#### Data rows

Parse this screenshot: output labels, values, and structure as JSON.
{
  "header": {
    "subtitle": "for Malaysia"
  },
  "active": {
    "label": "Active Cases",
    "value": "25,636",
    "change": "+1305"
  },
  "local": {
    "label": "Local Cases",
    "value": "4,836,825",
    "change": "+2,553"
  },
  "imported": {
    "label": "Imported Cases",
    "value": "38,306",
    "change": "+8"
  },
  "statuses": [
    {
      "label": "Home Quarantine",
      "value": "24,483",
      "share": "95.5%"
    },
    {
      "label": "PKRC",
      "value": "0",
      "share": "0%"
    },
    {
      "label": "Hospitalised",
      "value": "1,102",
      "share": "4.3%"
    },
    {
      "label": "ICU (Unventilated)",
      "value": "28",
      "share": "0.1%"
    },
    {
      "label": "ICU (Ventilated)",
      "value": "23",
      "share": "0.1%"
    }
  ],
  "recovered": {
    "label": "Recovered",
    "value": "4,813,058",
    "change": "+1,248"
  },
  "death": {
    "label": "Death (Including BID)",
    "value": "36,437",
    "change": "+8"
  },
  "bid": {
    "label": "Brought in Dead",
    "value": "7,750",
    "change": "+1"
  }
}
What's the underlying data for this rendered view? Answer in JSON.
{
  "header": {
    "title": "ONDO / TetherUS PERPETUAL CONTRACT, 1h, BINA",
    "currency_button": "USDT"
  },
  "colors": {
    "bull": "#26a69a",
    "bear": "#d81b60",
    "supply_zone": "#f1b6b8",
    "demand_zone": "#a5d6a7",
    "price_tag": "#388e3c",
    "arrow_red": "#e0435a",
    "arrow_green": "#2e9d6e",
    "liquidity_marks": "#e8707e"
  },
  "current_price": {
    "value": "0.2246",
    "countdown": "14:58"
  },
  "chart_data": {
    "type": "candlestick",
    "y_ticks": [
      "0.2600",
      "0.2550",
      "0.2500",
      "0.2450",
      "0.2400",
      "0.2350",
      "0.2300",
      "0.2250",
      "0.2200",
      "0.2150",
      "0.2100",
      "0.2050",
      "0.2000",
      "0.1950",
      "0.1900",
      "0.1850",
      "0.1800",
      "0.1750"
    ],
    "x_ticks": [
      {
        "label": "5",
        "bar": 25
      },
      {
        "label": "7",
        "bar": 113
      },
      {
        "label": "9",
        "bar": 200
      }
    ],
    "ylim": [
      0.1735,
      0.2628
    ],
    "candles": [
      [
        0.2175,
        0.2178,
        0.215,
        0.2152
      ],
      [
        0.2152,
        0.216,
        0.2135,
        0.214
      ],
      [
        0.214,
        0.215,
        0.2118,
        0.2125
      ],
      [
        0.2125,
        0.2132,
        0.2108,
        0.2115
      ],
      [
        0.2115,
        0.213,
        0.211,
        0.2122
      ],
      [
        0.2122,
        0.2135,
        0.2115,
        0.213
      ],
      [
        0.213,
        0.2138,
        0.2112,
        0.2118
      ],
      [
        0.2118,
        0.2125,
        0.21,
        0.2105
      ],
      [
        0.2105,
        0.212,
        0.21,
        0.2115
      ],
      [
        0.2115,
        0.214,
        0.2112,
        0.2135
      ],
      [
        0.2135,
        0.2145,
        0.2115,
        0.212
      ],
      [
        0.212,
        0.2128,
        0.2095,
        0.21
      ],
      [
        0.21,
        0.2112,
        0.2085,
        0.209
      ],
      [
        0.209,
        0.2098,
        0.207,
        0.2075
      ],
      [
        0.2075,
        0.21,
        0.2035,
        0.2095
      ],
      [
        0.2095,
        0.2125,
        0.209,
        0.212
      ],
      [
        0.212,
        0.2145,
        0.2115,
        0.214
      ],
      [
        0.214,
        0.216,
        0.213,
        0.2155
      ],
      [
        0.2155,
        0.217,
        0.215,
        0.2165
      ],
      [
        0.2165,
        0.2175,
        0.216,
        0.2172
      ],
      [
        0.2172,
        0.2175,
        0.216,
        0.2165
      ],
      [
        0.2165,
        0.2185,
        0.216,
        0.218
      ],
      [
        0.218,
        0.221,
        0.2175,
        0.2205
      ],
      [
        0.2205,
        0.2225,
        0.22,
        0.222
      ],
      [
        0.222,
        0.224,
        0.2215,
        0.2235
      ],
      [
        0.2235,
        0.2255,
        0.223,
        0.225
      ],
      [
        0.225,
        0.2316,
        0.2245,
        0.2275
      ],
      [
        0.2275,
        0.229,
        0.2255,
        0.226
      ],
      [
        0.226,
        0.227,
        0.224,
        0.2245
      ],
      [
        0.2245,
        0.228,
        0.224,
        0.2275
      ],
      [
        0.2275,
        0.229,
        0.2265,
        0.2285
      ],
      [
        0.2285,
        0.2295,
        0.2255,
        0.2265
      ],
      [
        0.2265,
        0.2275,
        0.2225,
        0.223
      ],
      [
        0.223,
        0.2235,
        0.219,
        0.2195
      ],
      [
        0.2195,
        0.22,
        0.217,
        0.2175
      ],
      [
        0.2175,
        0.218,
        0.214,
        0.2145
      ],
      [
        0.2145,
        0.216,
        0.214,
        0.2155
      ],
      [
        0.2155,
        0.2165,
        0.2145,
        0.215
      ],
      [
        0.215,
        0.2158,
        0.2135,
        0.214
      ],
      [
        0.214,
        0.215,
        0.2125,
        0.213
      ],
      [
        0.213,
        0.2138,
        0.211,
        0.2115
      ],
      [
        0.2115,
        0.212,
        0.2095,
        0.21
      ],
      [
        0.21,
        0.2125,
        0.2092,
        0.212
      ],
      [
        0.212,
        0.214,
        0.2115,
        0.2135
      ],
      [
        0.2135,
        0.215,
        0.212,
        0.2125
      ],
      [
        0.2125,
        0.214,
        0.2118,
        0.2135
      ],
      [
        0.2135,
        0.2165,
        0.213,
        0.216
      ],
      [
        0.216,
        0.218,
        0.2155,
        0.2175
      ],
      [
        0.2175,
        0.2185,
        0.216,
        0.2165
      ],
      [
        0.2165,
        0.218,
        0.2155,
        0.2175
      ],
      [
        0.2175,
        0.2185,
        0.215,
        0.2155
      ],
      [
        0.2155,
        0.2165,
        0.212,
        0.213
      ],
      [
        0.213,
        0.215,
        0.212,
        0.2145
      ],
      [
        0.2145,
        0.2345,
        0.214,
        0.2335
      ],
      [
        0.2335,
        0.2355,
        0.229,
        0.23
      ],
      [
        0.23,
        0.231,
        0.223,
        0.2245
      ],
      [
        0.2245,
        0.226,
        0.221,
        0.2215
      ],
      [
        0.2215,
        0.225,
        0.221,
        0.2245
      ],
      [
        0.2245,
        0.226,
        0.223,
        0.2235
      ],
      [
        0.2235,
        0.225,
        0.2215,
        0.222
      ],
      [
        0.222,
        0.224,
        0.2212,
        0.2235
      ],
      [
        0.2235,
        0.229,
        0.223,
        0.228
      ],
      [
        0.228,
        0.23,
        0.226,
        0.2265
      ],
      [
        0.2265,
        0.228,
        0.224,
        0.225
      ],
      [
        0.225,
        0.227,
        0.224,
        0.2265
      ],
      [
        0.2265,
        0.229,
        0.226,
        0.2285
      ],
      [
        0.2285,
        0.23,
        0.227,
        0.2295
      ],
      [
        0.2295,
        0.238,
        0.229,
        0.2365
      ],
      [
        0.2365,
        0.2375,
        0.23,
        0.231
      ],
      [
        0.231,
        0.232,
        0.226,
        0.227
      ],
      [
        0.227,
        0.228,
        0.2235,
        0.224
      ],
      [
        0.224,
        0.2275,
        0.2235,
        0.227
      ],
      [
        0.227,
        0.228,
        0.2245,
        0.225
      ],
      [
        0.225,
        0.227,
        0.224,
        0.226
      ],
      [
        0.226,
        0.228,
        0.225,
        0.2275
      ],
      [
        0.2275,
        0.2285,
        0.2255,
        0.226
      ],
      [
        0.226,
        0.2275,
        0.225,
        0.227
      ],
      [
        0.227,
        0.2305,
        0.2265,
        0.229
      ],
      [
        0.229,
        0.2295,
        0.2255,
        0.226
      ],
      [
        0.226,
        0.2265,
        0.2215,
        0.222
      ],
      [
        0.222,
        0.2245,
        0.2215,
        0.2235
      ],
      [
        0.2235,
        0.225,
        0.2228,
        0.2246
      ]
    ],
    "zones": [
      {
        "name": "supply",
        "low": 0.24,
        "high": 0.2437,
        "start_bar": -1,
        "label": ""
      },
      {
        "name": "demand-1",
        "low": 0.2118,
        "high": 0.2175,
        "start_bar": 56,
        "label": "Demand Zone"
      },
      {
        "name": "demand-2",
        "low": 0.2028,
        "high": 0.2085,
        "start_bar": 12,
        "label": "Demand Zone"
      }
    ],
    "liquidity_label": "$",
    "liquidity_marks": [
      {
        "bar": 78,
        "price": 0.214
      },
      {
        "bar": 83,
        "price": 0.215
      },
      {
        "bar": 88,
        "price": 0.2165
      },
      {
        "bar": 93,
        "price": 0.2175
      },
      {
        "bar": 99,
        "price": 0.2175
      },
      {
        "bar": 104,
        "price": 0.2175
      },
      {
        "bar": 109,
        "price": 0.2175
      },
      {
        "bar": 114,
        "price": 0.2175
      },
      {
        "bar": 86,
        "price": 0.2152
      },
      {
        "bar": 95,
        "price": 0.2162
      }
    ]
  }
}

########

Count the lines above in which the word "this" appears, then state only that count.

§ The reply
2